§ **Requirement**
Set the data down again, exactly as it reads, but without the pictures.

##### Records shown #####

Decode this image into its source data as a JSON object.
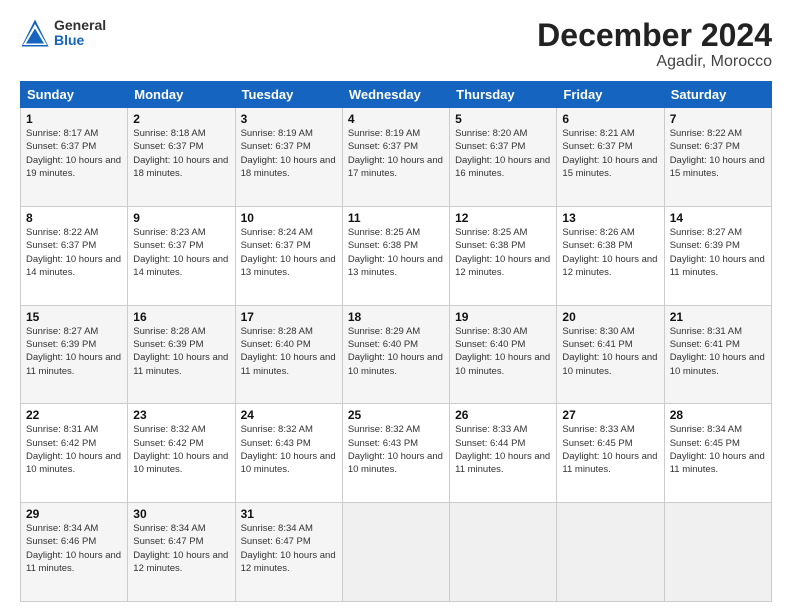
{
  "logo": {
    "general": "General",
    "blue": "Blue"
  },
  "title": "December 2024",
  "subtitle": "Agadir, Morocco",
  "days_header": [
    "Sunday",
    "Monday",
    "Tuesday",
    "Wednesday",
    "Thursday",
    "Friday",
    "Saturday"
  ],
  "weeks": [
    [
      {
        "day": "1",
        "sunrise": "8:17 AM",
        "sunset": "6:37 PM",
        "daylight": "10 hours and 19 minutes."
      },
      {
        "day": "2",
        "sunrise": "8:18 AM",
        "sunset": "6:37 PM",
        "daylight": "10 hours and 18 minutes."
      },
      {
        "day": "3",
        "sunrise": "8:19 AM",
        "sunset": "6:37 PM",
        "daylight": "10 hours and 18 minutes."
      },
      {
        "day": "4",
        "sunrise": "8:19 AM",
        "sunset": "6:37 PM",
        "daylight": "10 hours and 17 minutes."
      },
      {
        "day": "5",
        "sunrise": "8:20 AM",
        "sunset": "6:37 PM",
        "daylight": "10 hours and 16 minutes."
      },
      {
        "day": "6",
        "sunrise": "8:21 AM",
        "sunset": "6:37 PM",
        "daylight": "10 hours and 15 minutes."
      },
      {
        "day": "7",
        "sunrise": "8:22 AM",
        "sunset": "6:37 PM",
        "daylight": "10 hours and 15 minutes."
      }
    ],
    [
      {
        "day": "8",
        "sunrise": "8:22 AM",
        "sunset": "6:37 PM",
        "daylight": "10 hours and 14 minutes."
      },
      {
        "day": "9",
        "sunrise": "8:23 AM",
        "sunset": "6:37 PM",
        "daylight": "10 hours and 14 minutes."
      },
      {
        "day": "10",
        "sunrise": "8:24 AM",
        "sunset": "6:37 PM",
        "daylight": "10 hours and 13 minutes."
      },
      {
        "day": "11",
        "sunrise": "8:25 AM",
        "sunset": "6:38 PM",
        "daylight": "10 hours and 13 minutes."
      },
      {
        "day": "12",
        "sunrise": "8:25 AM",
        "sunset": "6:38 PM",
        "daylight": "10 hours and 12 minutes."
      },
      {
        "day": "13",
        "sunrise": "8:26 AM",
        "sunset": "6:38 PM",
        "daylight": "10 hours and 12 minutes."
      },
      {
        "day": "14",
        "sunrise": "8:27 AM",
        "sunset": "6:39 PM",
        "daylight": "10 hours and 11 minutes."
      }
    ],
    [
      {
        "day": "15",
        "sunrise": "8:27 AM",
        "sunset": "6:39 PM",
        "daylight": "10 hours and 11 minutes."
      },
      {
        "day": "16",
        "sunrise": "8:28 AM",
        "sunset": "6:39 PM",
        "daylight": "10 hours and 11 minutes."
      },
      {
        "day": "17",
        "sunrise": "8:28 AM",
        "sunset": "6:40 PM",
        "daylight": "10 hours and 11 minutes."
      },
      {
        "day": "18",
        "sunrise": "8:29 AM",
        "sunset": "6:40 PM",
        "daylight": "10 hours and 10 minutes."
      },
      {
        "day": "19",
        "sunrise": "8:30 AM",
        "sunset": "6:40 PM",
        "daylight": "10 hours and 10 minutes."
      },
      {
        "day": "20",
        "sunrise": "8:30 AM",
        "sunset": "6:41 PM",
        "daylight": "10 hours and 10 minutes."
      },
      {
        "day": "21",
        "sunrise": "8:31 AM",
        "sunset": "6:41 PM",
        "daylight": "10 hours and 10 minutes."
      }
    ],
    [
      {
        "day": "22",
        "sunrise": "8:31 AM",
        "sunset": "6:42 PM",
        "daylight": "10 hours and 10 minutes."
      },
      {
        "day": "23",
        "sunrise": "8:32 AM",
        "sunset": "6:42 PM",
        "daylight": "10 hours and 10 minutes."
      },
      {
        "day": "24",
        "sunrise": "8:32 AM",
        "sunset": "6:43 PM",
        "daylight": "10 hours and 10 minutes."
      },
      {
        "day": "25",
        "sunrise": "8:32 AM",
        "sunset": "6:43 PM",
        "daylight": "10 hours and 10 minutes."
      },
      {
        "day": "26",
        "sunrise": "8:33 AM",
        "sunset": "6:44 PM",
        "daylight": "10 hours and 11 minutes."
      },
      {
        "day": "27",
        "sunrise": "8:33 AM",
        "sunset": "6:45 PM",
        "daylight": "10 hours and 11 minutes."
      },
      {
        "day": "28",
        "sunrise": "8:34 AM",
        "sunset": "6:45 PM",
        "daylight": "10 hours and 11 minutes."
      }
    ],
    [
      {
        "day": "29",
        "sunrise": "8:34 AM",
        "sunset": "6:46 PM",
        "daylight": "10 hours and 11 minutes."
      },
      {
        "day": "30",
        "sunrise": "8:34 AM",
        "sunset": "6:47 PM",
        "daylight": "10 hours and 12 minutes."
      },
      {
        "day": "31",
        "sunrise": "8:34 AM",
        "sunset": "6:47 PM",
        "daylight": "10 hours and 12 minutes."
      },
      null,
      null,
      null,
      null
    ]
  ]
}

#####

§ **Solved exercise**
Decode this image into its source data as a JSON object.
{
  "logo": {
    "general": "General",
    "blue": "Blue"
  },
  "title": "December 2024",
  "subtitle": "Agadir, Morocco",
  "days_header": [
    "Sunday",
    "Monday",
    "Tuesday",
    "Wednesday",
    "Thursday",
    "Friday",
    "Saturday"
  ],
  "weeks": [
    [
      {
        "day": "1",
        "sunrise": "8:17 AM",
        "sunset": "6:37 PM",
        "daylight": "10 hours and 19 minutes."
      },
      {
        "day": "2",
        "sunrise": "8:18 AM",
        "sunset": "6:37 PM",
        "daylight": "10 hours and 18 minutes."
      },
      {
        "day": "3",
        "sunrise": "8:19 AM",
        "sunset": "6:37 PM",
        "daylight": "10 hours and 18 minutes."
      },
      {
        "day": "4",
        "sunrise": "8:19 AM",
        "sunset": "6:37 PM",
        "daylight": "10 hours and 17 minutes."
      },
      {
        "day": "5",
        "sunrise": "8:20 AM",
        "sunset": "6:37 PM",
        "daylight": "10 hours and 16 minutes."
      },
      {
        "day": "6",
        "sunrise": "8:21 AM",
        "sunset": "6:37 PM",
        "daylight": "10 hours and 15 minutes."
      },
      {
        "day": "7",
        "sunrise": "8:22 AM",
        "sunset": "6:37 PM",
        "daylight": "10 hours and 15 minutes."
      }
    ],
    [
      {
        "day": "8",
        "sunrise": "8:22 AM",
        "sunset": "6:37 PM",
        "daylight": "10 hours and 14 minutes."
      },
      {
        "day": "9",
        "sunrise": "8:23 AM",
        "sunset": "6:37 PM",
        "daylight": "10 hours and 14 minutes."
      },
      {
        "day": "10",
        "sunrise": "8:24 AM",
        "sunset": "6:37 PM",
        "daylight": "10 hours and 13 minutes."
      },
      {
        "day": "11",
        "sunrise": "8:25 AM",
        "sunset": "6:38 PM",
        "daylight": "10 hours and 13 minutes."
      },
      {
        "day": "12",
        "sunrise": "8:25 AM",
        "sunset": "6:38 PM",
        "daylight": "10 hours and 12 minutes."
      },
      {
        "day": "13",
        "sunrise": "8:26 AM",
        "sunset": "6:38 PM",
        "daylight": "10 hours and 12 minutes."
      },
      {
        "day": "14",
        "sunrise": "8:27 AM",
        "sunset": "6:39 PM",
        "daylight": "10 hours and 11 minutes."
      }
    ],
    [
      {
        "day": "15",
        "sunrise": "8:27 AM",
        "sunset": "6:39 PM",
        "daylight": "10 hours and 11 minutes."
      },
      {
        "day": "16",
        "sunrise": "8:28 AM",
        "sunset": "6:39 PM",
        "daylight": "10 hours and 11 minutes."
      },
      {
        "day": "17",
        "sunrise": "8:28 AM",
        "sunset": "6:40 PM",
        "daylight": "10 hours and 11 minutes."
      },
      {
        "day": "18",
        "sunrise": "8:29 AM",
        "sunset": "6:40 PM",
        "daylight": "10 hours and 10 minutes."
      },
      {
        "day": "19",
        "sunrise": "8:30 AM",
        "sunset": "6:40 PM",
        "daylight": "10 hours and 10 minutes."
      },
      {
        "day": "20",
        "sunrise": "8:30 AM",
        "sunset": "6:41 PM",
        "daylight": "10 hours and 10 minutes."
      },
      {
        "day": "21",
        "sunrise": "8:31 AM",
        "sunset": "6:41 PM",
        "daylight": "10 hours and 10 minutes."
      }
    ],
    [
      {
        "day": "22",
        "sunrise": "8:31 AM",
        "sunset": "6:42 PM",
        "daylight": "10 hours and 10 minutes."
      },
      {
        "day": "23",
        "sunrise": "8:32 AM",
        "sunset": "6:42 PM",
        "daylight": "10 hours and 10 minutes."
      },
      {
        "day": "24",
        "sunrise": "8:32 AM",
        "sunset": "6:43 PM",
        "daylight": "10 hours and 10 minutes."
      },
      {
        "day": "25",
        "sunrise": "8:32 AM",
        "sunset": "6:43 PM",
        "daylight": "10 hours and 10 minutes."
      },
      {
        "day": "26",
        "sunrise": "8:33 AM",
        "sunset": "6:44 PM",
        "daylight": "10 hours and 11 minutes."
      },
      {
        "day": "27",
        "sunrise": "8:33 AM",
        "sunset": "6:45 PM",
        "daylight": "10 hours and 11 minutes."
      },
      {
        "day": "28",
        "sunrise": "8:34 AM",
        "sunset": "6:45 PM",
        "daylight": "10 hours and 11 minutes."
      }
    ],
    [
      {
        "day": "29",
        "sunrise": "8:34 AM",
        "sunset": "6:46 PM",
        "daylight": "10 hours and 11 minutes."
      },
      {
        "day": "30",
        "sunrise": "8:34 AM",
        "sunset": "6:47 PM",
        "daylight": "10 hours and 12 minutes."
      },
      {
        "day": "31",
        "sunrise": "8:34 AM",
        "sunset": "6:47 PM",
        "daylight": "10 hours and 12 minutes."
      },
      null,
      null,
      null,
      null
    ]
  ]
}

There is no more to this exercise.